::: RAW DATA :::

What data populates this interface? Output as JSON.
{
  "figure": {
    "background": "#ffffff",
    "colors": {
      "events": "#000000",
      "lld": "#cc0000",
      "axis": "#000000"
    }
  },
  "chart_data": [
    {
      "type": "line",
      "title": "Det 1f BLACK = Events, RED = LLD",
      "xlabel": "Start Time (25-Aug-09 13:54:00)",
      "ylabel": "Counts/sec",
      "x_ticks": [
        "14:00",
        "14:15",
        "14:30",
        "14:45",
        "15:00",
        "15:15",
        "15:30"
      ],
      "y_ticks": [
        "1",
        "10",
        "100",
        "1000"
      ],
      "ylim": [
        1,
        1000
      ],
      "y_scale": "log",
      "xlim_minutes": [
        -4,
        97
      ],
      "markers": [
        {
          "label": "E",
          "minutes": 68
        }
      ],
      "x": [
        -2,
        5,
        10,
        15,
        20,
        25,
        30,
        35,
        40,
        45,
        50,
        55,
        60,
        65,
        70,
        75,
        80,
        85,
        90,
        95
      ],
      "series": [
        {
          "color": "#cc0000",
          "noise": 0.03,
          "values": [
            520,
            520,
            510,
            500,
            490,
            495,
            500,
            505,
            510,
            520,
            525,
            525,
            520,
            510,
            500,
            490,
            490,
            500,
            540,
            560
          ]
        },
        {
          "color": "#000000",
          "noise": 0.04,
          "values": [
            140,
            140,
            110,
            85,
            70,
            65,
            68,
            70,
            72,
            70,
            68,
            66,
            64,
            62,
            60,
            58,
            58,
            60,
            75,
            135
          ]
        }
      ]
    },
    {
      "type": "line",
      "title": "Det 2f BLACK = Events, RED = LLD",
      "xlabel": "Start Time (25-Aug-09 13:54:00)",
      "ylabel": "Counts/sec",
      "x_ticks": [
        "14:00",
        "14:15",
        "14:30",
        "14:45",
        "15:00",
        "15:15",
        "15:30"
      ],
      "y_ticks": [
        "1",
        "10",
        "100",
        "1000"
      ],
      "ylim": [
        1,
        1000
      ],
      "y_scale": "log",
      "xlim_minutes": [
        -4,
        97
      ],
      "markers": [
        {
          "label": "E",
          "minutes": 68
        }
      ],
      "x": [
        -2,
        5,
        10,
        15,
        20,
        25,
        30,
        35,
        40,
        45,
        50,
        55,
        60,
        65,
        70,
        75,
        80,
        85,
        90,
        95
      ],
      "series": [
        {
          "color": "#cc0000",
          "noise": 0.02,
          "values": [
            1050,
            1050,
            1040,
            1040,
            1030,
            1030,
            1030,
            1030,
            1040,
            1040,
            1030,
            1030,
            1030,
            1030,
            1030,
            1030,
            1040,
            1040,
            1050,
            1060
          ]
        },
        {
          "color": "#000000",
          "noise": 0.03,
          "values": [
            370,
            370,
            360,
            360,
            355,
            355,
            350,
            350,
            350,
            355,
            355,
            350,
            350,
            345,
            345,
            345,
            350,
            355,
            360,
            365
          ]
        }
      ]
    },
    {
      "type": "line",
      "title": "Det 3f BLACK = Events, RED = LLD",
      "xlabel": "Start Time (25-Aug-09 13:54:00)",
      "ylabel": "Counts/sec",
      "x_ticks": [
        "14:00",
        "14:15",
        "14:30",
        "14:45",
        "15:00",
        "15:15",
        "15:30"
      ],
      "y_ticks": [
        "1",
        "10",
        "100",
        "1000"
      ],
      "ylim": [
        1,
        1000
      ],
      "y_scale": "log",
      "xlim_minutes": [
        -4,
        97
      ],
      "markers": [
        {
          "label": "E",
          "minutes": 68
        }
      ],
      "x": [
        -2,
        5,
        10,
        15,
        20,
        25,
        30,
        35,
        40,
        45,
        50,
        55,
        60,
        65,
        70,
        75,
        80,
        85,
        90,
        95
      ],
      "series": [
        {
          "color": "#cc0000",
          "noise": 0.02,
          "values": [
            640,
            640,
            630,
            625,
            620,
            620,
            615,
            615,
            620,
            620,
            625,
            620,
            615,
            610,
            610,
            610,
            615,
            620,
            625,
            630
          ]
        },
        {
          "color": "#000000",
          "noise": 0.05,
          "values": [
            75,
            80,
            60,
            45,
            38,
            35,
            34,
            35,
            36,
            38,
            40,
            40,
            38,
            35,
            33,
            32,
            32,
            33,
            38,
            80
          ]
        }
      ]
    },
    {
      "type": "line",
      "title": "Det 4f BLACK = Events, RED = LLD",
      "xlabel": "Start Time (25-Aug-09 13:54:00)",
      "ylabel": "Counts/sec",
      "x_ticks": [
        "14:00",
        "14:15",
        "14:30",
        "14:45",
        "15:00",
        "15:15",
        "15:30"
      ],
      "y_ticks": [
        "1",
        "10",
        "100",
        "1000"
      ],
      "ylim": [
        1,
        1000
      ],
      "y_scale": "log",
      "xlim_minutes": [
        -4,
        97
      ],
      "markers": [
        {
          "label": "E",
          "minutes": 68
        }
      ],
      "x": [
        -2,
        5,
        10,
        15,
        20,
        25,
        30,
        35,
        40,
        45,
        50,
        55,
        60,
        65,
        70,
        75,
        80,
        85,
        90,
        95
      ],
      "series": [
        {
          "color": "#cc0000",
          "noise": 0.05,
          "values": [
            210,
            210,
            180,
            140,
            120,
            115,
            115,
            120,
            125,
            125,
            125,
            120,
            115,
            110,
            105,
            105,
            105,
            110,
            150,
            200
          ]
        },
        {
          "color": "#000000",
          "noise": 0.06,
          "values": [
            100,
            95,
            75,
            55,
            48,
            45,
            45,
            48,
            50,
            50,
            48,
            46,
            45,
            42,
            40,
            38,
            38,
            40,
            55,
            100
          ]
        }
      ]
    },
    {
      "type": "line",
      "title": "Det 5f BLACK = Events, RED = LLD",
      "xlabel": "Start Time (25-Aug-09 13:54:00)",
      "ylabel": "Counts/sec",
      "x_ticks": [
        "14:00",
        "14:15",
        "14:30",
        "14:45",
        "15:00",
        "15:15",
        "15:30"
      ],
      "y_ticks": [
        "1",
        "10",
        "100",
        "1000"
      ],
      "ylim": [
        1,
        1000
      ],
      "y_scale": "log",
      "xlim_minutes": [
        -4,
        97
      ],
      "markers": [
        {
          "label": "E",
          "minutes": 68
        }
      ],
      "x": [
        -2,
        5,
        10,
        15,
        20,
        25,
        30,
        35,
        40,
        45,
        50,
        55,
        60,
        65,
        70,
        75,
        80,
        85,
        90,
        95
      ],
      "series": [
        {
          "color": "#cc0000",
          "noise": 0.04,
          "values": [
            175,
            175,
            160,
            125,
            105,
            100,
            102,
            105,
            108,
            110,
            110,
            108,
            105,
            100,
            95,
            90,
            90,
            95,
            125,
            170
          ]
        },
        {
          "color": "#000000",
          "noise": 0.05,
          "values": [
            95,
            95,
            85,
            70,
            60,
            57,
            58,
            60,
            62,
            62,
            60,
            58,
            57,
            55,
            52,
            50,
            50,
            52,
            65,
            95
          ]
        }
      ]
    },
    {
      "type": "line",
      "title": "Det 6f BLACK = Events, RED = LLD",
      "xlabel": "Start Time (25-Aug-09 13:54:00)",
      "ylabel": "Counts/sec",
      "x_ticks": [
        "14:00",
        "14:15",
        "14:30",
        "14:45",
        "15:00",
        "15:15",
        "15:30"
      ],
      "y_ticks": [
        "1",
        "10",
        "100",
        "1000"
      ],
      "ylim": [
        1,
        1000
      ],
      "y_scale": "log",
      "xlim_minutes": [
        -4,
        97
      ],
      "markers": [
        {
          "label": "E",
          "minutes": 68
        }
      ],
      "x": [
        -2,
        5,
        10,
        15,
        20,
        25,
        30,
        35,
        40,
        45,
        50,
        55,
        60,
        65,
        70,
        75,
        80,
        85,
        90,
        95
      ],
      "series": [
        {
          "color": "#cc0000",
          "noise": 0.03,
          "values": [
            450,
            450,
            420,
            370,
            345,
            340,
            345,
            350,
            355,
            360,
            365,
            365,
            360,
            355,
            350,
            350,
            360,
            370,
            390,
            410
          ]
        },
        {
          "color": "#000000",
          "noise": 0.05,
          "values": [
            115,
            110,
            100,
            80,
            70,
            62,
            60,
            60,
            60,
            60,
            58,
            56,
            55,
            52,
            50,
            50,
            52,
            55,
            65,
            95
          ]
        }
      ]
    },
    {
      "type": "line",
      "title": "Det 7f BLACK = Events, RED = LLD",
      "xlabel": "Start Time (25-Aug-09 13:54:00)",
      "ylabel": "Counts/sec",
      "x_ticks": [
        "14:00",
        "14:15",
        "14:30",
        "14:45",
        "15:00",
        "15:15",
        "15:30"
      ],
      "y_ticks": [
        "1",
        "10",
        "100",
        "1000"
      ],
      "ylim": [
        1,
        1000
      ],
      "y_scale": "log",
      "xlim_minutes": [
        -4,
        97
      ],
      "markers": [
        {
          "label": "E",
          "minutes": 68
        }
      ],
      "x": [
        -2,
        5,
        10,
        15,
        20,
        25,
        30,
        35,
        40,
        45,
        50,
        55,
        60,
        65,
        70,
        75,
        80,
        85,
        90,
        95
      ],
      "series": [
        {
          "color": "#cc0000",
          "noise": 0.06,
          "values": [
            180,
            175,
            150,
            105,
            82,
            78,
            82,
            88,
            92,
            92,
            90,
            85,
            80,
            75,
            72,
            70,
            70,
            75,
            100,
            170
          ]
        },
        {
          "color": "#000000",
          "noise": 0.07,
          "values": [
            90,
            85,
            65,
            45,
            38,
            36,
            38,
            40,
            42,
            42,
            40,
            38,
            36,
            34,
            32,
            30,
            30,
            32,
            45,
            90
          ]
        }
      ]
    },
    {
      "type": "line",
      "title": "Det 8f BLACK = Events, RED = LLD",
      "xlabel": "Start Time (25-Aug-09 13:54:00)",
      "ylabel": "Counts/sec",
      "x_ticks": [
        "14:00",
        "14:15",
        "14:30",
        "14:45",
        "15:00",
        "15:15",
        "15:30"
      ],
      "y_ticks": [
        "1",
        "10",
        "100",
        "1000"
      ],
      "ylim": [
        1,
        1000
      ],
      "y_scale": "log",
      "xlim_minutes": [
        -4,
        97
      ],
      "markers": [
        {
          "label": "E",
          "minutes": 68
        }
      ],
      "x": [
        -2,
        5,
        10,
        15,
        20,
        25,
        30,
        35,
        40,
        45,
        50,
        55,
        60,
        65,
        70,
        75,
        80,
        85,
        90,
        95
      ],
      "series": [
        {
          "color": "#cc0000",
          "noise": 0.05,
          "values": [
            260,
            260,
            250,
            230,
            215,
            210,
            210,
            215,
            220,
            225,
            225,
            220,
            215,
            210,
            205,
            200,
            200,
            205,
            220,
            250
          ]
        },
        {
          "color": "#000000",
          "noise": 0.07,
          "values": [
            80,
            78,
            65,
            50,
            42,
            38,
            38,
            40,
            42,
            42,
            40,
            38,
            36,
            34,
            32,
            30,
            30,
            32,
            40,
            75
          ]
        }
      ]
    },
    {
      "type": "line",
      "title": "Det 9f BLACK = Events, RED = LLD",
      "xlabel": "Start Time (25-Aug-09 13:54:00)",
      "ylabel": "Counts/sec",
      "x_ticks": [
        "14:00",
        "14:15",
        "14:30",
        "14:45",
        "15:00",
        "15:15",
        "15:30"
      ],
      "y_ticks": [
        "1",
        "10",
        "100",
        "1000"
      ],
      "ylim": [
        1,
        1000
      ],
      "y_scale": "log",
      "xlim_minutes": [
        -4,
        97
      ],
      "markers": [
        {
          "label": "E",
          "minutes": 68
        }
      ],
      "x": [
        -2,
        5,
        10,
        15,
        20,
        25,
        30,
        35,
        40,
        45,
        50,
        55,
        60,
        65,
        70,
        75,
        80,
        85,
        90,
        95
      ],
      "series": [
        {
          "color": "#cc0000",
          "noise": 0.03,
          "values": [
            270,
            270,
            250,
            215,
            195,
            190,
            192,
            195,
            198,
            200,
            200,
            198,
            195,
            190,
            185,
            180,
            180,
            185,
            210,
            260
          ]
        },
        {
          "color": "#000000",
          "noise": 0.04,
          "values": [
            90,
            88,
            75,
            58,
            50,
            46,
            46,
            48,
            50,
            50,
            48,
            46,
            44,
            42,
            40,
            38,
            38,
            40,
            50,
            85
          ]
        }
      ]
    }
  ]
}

:::

= DIRECTIONS FOR THIS TASK =
Copy out each line of the data where the string "BLACK" appears.

= RESULT OF THIS EXERCISE =
      "title": "Det 1f BLACK = Events, RED = LLD",
      "title": "Det 2f BLACK = Events, RED = LLD",
      "title": "Det 3f BLACK = Events, RED = LLD",
      "title": "Det 4f BLACK = Events, RED = LLD",
      "title": "Det 5f BLACK = Events, RED = LLD",
      "title": "Det 6f BLACK = Events, RED = LLD",
      "title": "Det 7f BLACK = Events, RED = LLD",
      "title": "Det 8f BLACK = Events, RED = LLD",
      "title": "Det 9f BLACK = Events, RED = LLD",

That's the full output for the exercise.